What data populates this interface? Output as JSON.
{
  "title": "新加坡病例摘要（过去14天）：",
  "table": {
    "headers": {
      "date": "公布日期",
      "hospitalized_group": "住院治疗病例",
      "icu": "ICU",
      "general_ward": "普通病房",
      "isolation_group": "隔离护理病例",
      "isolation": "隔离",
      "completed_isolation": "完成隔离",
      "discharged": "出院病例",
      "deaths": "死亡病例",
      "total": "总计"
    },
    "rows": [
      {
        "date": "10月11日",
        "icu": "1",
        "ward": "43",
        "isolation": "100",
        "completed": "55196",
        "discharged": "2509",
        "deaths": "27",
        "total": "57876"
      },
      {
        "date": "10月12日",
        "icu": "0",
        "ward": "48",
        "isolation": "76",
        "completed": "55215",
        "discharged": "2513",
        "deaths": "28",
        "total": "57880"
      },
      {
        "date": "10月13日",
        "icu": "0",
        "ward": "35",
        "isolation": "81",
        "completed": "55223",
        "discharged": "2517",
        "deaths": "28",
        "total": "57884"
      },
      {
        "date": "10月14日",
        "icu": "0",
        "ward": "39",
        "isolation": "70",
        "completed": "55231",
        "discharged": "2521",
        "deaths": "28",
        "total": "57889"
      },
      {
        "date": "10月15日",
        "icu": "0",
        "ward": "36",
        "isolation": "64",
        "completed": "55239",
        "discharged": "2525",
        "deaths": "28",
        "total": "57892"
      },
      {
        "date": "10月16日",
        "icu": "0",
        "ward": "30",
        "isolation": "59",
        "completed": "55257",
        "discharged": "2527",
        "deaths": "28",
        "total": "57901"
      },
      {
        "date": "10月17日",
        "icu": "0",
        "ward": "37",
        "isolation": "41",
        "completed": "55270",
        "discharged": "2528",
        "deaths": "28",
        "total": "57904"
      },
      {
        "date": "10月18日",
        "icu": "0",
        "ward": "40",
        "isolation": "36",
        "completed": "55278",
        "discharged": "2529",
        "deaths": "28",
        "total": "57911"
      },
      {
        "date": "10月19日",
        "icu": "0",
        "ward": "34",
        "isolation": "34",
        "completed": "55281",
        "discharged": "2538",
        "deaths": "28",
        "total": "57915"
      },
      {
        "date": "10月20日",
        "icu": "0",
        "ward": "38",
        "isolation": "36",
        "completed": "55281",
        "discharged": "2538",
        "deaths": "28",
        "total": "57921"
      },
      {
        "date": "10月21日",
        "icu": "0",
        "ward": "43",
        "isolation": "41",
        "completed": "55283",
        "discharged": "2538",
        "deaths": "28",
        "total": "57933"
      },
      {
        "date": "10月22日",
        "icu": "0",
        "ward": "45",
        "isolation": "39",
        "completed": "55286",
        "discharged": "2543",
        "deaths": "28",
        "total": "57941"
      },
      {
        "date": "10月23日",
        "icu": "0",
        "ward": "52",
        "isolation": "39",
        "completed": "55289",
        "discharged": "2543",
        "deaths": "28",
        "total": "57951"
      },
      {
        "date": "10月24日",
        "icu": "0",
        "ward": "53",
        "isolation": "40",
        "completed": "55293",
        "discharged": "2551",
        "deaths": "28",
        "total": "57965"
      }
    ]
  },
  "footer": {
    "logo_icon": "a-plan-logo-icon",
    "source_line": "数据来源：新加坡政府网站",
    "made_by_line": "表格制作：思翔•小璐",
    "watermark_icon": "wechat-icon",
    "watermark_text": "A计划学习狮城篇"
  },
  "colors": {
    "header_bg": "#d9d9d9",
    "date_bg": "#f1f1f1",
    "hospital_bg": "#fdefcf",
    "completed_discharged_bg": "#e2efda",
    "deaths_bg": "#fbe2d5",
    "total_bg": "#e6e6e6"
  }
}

▬▬▬

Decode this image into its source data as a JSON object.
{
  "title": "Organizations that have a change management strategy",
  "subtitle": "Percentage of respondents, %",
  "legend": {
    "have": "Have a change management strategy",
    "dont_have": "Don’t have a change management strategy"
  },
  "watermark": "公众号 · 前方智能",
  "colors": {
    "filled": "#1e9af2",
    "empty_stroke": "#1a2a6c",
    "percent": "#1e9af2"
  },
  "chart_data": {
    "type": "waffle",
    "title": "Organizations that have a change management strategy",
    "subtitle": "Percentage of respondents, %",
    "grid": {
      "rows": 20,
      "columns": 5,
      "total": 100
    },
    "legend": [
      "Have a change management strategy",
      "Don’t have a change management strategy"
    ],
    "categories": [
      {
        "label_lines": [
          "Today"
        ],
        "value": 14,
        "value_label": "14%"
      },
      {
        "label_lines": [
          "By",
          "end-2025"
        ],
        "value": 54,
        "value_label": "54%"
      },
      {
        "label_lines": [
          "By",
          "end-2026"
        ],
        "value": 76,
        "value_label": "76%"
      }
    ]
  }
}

▬▬▬

Goal: Copy out each line of the data containing the string "that".

Written solution:
  "title": "Organizations that have a change management strategy",
    "title": "Organizations that have a change management strategy",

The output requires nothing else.